**Stated task**: Retype all the entries word for word, but omit the pictures.

**Provided material**:
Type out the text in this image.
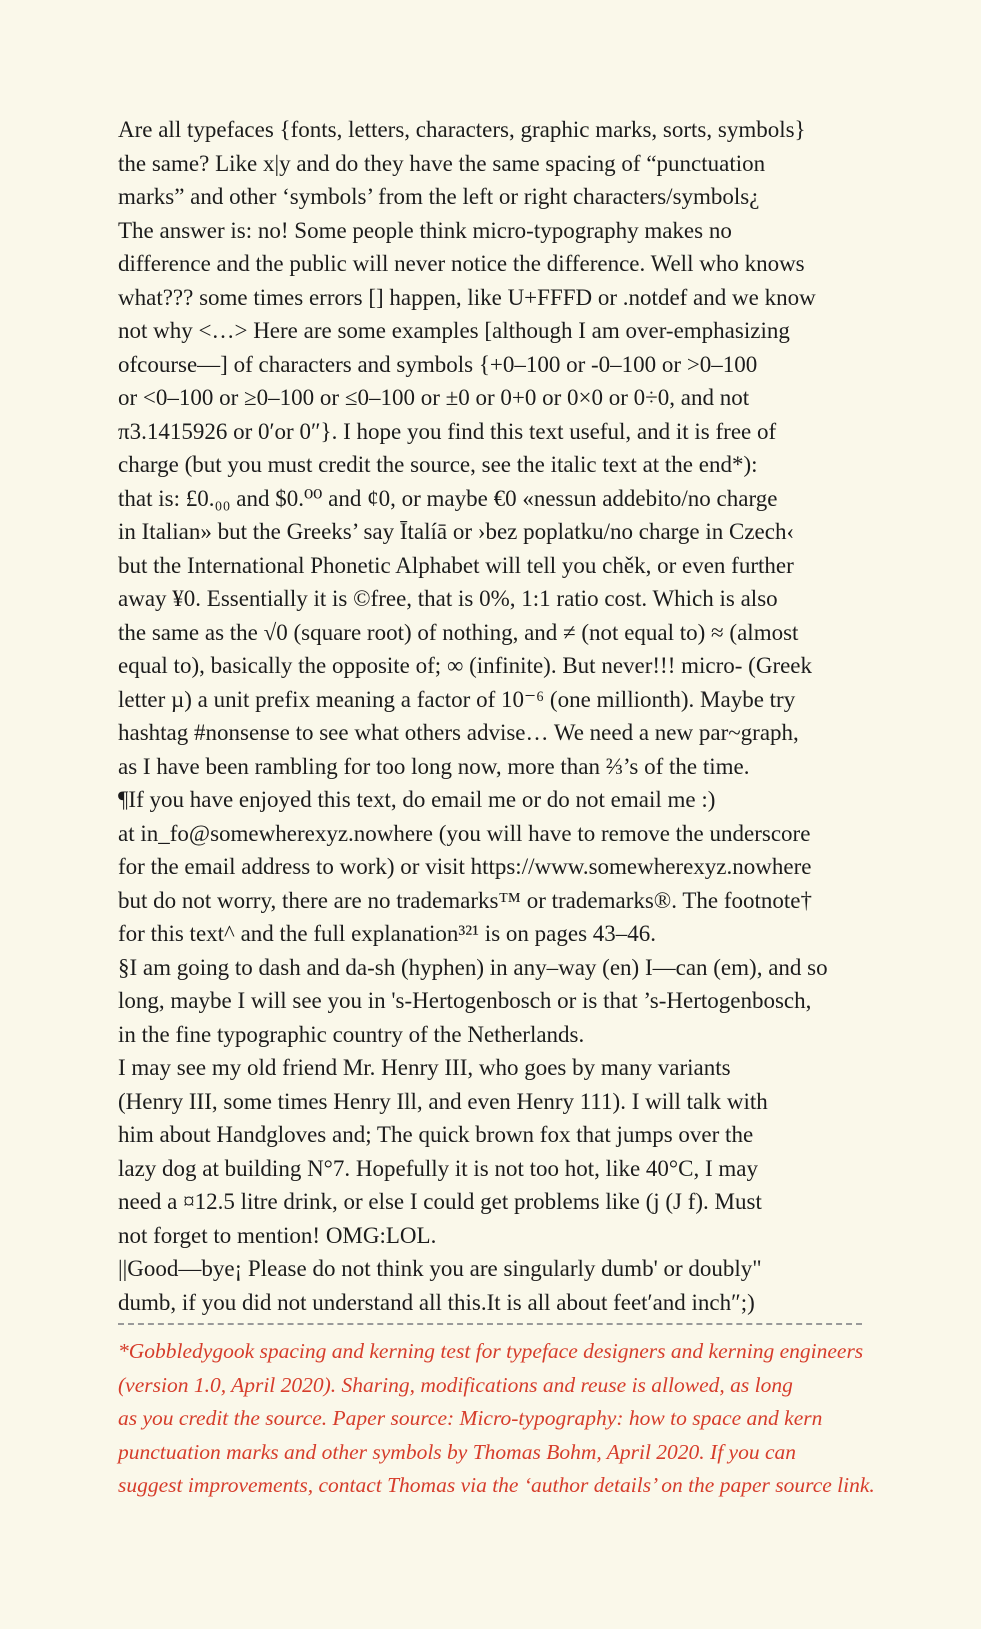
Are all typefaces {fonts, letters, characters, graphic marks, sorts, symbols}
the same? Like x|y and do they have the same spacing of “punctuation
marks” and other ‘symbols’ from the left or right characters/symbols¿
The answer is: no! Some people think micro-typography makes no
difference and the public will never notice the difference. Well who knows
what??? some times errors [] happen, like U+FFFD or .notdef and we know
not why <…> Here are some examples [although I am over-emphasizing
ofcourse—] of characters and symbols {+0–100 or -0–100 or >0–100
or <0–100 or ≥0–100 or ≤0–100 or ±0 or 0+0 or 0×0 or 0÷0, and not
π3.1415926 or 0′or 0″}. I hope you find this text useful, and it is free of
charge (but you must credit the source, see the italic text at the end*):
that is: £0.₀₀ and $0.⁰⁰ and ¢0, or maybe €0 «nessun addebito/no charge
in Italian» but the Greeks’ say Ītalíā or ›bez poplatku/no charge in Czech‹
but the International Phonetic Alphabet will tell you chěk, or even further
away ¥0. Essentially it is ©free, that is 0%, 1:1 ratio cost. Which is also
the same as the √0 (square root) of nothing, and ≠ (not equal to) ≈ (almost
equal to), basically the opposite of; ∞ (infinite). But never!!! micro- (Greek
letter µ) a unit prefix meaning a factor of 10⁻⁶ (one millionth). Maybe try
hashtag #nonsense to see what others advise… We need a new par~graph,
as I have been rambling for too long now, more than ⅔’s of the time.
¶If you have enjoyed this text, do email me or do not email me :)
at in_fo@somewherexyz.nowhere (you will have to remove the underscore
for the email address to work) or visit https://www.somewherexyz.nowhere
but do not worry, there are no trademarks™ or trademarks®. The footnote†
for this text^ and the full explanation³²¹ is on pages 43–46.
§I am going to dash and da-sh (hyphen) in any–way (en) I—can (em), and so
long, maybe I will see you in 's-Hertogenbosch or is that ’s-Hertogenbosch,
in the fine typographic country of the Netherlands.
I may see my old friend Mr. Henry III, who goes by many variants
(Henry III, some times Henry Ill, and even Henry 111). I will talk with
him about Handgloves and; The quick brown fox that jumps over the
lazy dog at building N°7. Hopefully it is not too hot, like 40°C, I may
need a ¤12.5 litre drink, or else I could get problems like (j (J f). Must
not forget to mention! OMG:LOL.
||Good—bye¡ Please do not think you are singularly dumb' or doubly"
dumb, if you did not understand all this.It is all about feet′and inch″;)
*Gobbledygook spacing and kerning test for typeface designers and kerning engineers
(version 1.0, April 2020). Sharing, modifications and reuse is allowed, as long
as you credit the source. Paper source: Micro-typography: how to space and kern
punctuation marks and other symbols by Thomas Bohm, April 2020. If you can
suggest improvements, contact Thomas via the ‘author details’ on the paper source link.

**Correct answer**:
Type out the text in this image.
Are all typefaces {fonts, letters, characters, graphic marks, sorts, symbols}
the same? Like x|y and do they have the same spacing of “punctuation
marks” and other ‘symbols’ from the left or right characters/symbols¿
The answer is: no! Some people think micro-typography makes no
difference and the public will never notice the difference. Well who knows
what??? some times errors [] happen, like U+FFFD or .notdef and we know
not why <…> Here are some examples [although I am over-emphasizing
ofcourse—] of characters and symbols {+0–100 or -0–100 or >0–100
or <0–100 or ≥0–100 or ≤0–100 or ±0 or 0+0 or 0×0 or 0÷0, and not
π3.1415926 or 0′or 0″}. I hope you find this text useful, and it is free of
charge (but you must credit the source, see the italic text at the end*):
that is: £0.₀₀ and $0.⁰⁰ and ¢0, or maybe €0 «nessun addebito/no charge
in Italian» but the Greeks’ say Ītalíā or ›bez poplatku/no charge in Czech‹
but the International Phonetic Alphabet will tell you chěk, or even further
away ¥0. Essentially it is ©free, that is 0%, 1:1 ratio cost. Which is also
the same as the √0 (square root) of nothing, and ≠ (not equal to) ≈ (almost
equal to), basically the opposite of; ∞ (infinite). But never!!! micro- (Greek
letter µ) a unit prefix meaning a factor of 10⁻⁶ (one millionth). Maybe try
hashtag #nonsense to see what others advise… We need a new par~graph,
as I have been rambling for too long now, more than ⅔’s of the time.
¶If you have enjoyed this text, do email me or do not email me :)
at in_fo@somewherexyz.nowhere (you will have to remove the underscore
for the email address to work) or visit https://www.somewherexyz.nowhere
but do not worry, there are no trademarks™ or trademarks®. The footnote†
for this text^ and the full explanation³²¹ is on pages 43–46.
§I am going to dash and da-sh (hyphen) in any–way (en) I—can (em), and so
long, maybe I will see you in 's-Hertogenbosch or is that ’s-Hertogenbosch,
in the fine typographic country of the Netherlands.
I may see my old friend Mr. Henry III, who goes by many variants
(Henry III, some times Henry Ill, and even Henry 111). I will talk with
him about Handgloves and; The quick brown fox that jumps over the
lazy dog at building N°7. Hopefully it is not too hot, like 40°C, I may
need a ¤12.5 litre drink, or else I could get problems like (j (J f). Must
not forget to mention! OMG:LOL.
||Good—bye¡ Please do not think you are singularly dumb' or doubly"
dumb, if you did not understand all this.It is all about feet′and inch″;)
*Gobbledygook spacing and kerning test for typeface designers and kerning engineers
(version 1.0, April 2020). Sharing, modifications and reuse is allowed, as long
as you credit the source. Paper source: Micro-typography: how to space and kern
punctuation marks and other symbols by Thomas Bohm, April 2020. If you can
suggest improvements, contact Thomas via the ‘author details’ on the paper source link.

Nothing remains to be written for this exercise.